▶ WRITTEN EXERCISE
Show each line of the data below that has the string "zoom" in it.

▶ DATA TO USE
··········

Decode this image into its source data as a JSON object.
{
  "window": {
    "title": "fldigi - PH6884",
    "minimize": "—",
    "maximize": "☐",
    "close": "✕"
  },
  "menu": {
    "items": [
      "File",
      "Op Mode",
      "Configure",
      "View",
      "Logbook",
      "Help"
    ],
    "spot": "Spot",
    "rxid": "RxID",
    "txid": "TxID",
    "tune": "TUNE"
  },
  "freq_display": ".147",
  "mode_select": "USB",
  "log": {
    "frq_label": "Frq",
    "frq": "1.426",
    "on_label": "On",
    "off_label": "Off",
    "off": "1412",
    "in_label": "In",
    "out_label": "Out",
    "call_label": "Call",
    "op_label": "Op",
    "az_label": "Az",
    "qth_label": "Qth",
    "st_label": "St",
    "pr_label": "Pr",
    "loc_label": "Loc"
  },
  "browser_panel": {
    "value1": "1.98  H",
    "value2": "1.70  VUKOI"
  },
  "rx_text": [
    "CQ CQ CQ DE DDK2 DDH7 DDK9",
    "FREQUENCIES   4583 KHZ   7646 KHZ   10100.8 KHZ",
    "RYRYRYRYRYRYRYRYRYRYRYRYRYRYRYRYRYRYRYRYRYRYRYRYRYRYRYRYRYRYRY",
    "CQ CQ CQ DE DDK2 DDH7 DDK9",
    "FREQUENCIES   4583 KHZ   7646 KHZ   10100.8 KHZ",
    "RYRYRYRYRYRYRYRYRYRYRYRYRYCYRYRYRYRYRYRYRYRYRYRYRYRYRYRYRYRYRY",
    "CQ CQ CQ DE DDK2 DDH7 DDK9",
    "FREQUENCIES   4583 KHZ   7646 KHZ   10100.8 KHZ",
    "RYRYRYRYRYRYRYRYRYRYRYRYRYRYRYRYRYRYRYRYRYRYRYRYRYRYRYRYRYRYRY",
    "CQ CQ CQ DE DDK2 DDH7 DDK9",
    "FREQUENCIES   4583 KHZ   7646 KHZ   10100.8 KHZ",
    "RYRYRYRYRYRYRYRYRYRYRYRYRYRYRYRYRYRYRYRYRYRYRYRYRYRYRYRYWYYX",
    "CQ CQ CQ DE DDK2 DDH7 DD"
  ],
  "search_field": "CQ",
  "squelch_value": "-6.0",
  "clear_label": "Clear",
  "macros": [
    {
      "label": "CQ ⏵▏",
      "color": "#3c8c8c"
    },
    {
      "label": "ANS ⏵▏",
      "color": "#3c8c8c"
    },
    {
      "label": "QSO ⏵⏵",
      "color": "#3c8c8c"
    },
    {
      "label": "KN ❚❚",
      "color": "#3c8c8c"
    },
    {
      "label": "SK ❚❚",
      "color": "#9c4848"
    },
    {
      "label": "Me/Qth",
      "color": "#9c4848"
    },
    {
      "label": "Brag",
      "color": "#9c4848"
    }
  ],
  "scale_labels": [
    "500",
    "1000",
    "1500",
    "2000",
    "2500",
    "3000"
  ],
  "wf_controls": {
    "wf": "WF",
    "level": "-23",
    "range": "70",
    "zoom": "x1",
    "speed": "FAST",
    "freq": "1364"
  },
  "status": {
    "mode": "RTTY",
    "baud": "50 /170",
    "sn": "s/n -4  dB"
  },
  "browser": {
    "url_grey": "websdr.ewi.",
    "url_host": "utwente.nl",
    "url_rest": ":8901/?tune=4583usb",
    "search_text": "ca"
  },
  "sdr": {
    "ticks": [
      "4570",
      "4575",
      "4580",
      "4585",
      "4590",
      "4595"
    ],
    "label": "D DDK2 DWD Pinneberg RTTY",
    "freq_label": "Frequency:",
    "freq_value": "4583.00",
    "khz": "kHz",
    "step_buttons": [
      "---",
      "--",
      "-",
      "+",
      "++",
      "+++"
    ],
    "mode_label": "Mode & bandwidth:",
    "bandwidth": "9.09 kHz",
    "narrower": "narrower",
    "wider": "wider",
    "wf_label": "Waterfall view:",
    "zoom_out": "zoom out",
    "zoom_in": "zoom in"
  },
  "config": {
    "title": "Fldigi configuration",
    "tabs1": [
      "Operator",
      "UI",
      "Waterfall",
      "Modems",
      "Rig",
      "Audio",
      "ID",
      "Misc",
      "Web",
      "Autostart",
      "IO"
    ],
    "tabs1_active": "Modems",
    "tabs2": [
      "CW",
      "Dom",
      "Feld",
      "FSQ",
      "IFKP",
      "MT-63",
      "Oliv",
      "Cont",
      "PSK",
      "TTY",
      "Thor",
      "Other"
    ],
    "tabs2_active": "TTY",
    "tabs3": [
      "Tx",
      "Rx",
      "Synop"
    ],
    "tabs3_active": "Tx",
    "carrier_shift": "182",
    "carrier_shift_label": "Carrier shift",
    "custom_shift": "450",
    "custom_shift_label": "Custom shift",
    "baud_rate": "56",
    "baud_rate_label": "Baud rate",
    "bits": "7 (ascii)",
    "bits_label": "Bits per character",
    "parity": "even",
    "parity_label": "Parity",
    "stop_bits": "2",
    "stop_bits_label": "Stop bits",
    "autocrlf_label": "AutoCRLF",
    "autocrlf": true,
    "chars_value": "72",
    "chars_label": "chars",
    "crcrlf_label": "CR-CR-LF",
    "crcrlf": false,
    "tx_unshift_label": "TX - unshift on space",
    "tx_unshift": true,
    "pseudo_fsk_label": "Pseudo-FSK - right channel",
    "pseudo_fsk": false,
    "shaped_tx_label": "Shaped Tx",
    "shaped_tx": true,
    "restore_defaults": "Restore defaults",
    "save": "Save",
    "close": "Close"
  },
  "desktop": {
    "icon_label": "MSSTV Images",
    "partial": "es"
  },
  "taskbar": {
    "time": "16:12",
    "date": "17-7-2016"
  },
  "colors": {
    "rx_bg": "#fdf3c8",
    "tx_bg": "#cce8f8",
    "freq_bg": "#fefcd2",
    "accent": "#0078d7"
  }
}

··········

▶ EXERCISE SOLUTION
    "zoom": "x1",
    "zoom_out": "zoom out",
    "zoom_in": "zoom in"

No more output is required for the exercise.